• Input records:
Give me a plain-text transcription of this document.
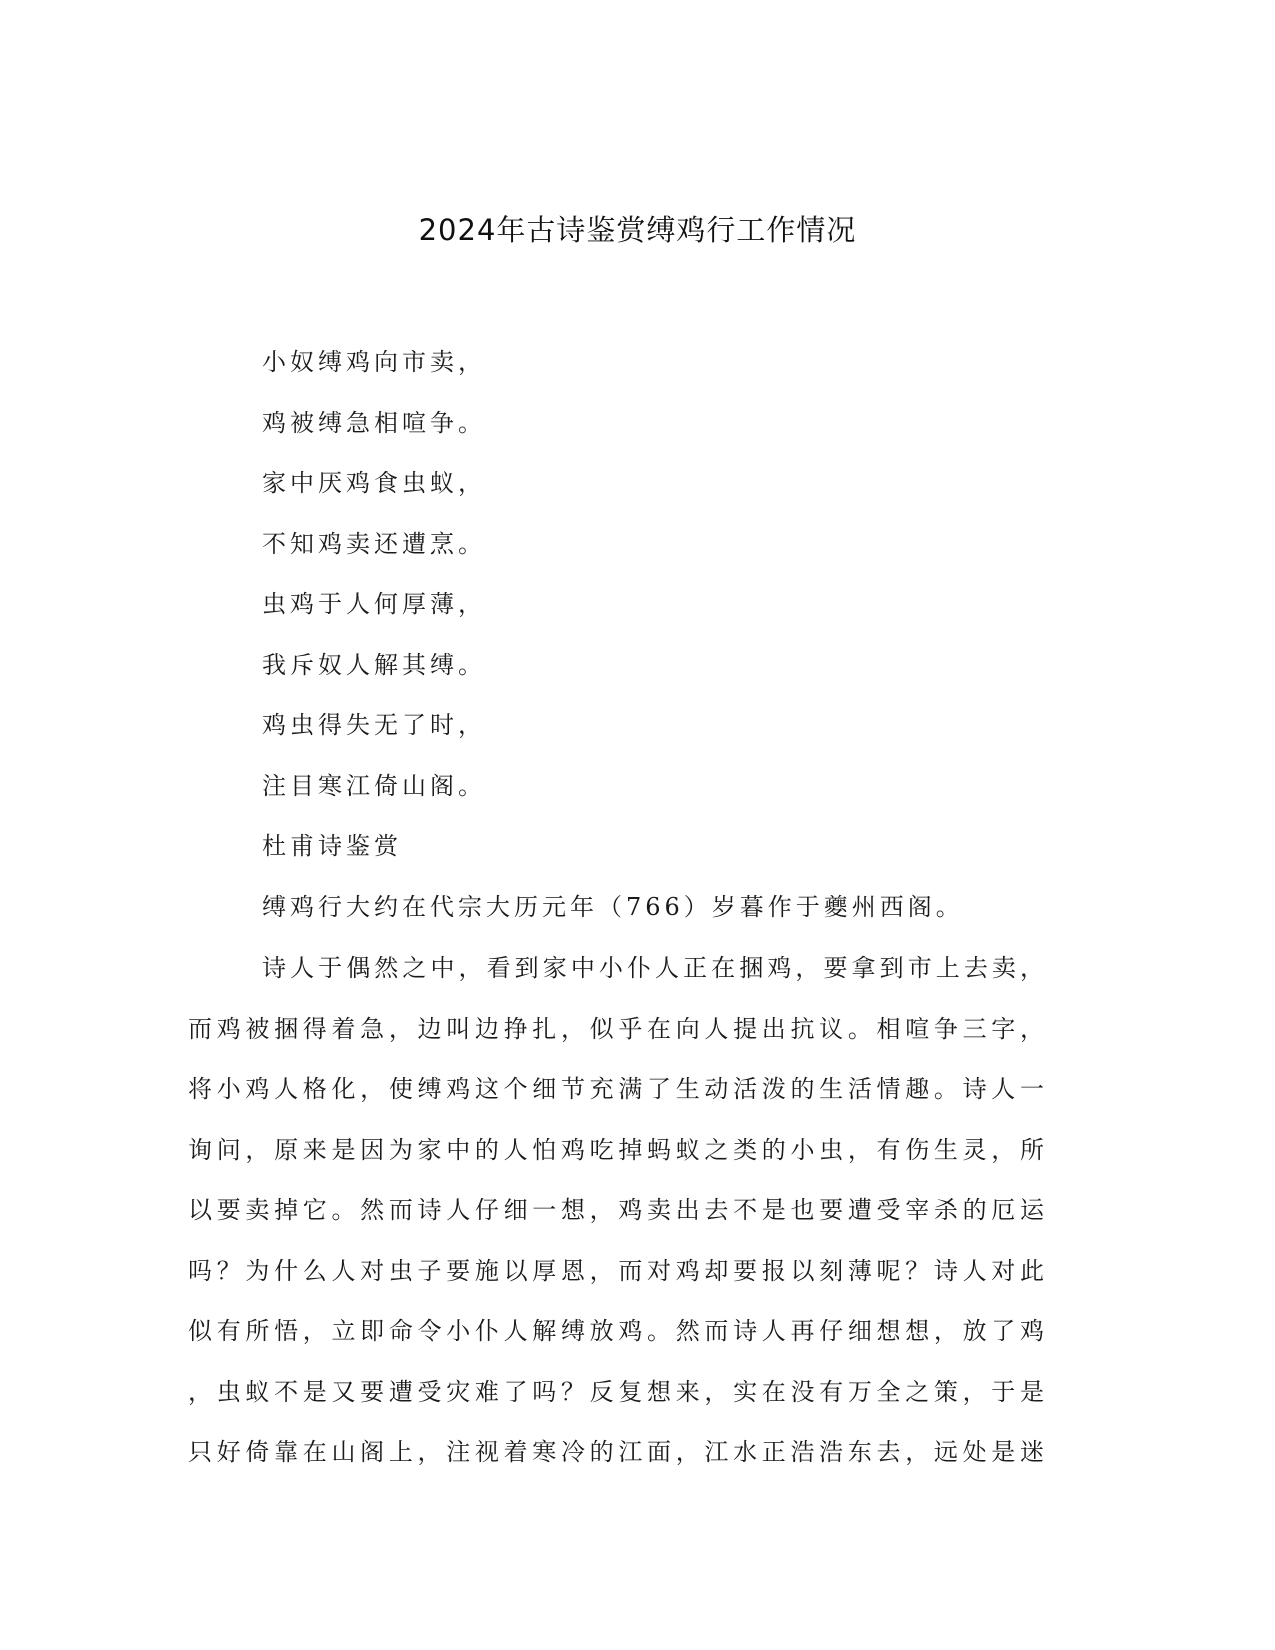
2024年古诗鉴赏缚鸡行工作情况
小奴缚鸡向市卖，
鸡被缚急相喧争。
家中厌鸡食虫蚁，
不知鸡卖还遭烹。
虫鸡于人何厚薄，
我斥奴人解其缚。
鸡虫得失无了时，
注目寒江倚山阁。
杜甫诗鉴赏

缚鸡行大约在代宗大历元年（766）岁暮作于夔州西阁。

诗人于偶然之中，看到家中小仆人正在捆鸡，要拿到市上去卖，
而鸡被捆得着急，边叫边挣扎，似乎在向人提出抗议。相喧争三字，
将小鸡人格化，使缚鸡这个细节充满了生动活泼的生活情趣。诗人一
询问，原来是因为家中的人怕鸡吃掉蚂蚁之类的小虫，有伤生灵，所
以要卖掉它。然而诗人仔细一想，鸡卖出去不是也要遭受宰杀的厄运
吗？为什么人对虫子要施以厚恩，而对鸡却要报以刻薄呢？诗人对此
似有所悟，立即命令小仆人解缚放鸡。然而诗人再仔细想想，放了鸡
，虫蚁不是又要遭受灾难了吗？反复想来，实在没有万全之策，于是
只好倚靠在山阁上，注视着寒冷的江面，江水正浩浩东去，远处是迷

• Stated problem:
Leave the pictures out and print the records above exactly as they stand.

• Solution for this problem:
Give me a plain-text transcription of this document.
2024年古诗鉴赏缚鸡行工作情况
小奴缚鸡向市卖，
鸡被缚急相喧争。
家中厌鸡食虫蚁，
不知鸡卖还遭烹。
虫鸡于人何厚薄，
我斥奴人解其缚。
鸡虫得失无了时，
注目寒江倚山阁。
杜甫诗鉴赏

缚鸡行大约在代宗大历元年（766）岁暮作于夔州西阁。

诗人于偶然之中，看到家中小仆人正在捆鸡，要拿到市上去卖，
而鸡被捆得着急，边叫边挣扎，似乎在向人提出抗议。相喧争三字，
将小鸡人格化，使缚鸡这个细节充满了生动活泼的生活情趣。诗人一
询问，原来是因为家中的人怕鸡吃掉蚂蚁之类的小虫，有伤生灵，所
以要卖掉它。然而诗人仔细一想，鸡卖出去不是也要遭受宰杀的厄运
吗？为什么人对虫子要施以厚恩，而对鸡却要报以刻薄呢？诗人对此
似有所悟，立即命令小仆人解缚放鸡。然而诗人再仔细想想，放了鸡
，虫蚁不是又要遭受灾难了吗？反复想来，实在没有万全之策，于是
只好倚靠在山阁上，注视着寒冷的江面，江水正浩浩东去，远处是迷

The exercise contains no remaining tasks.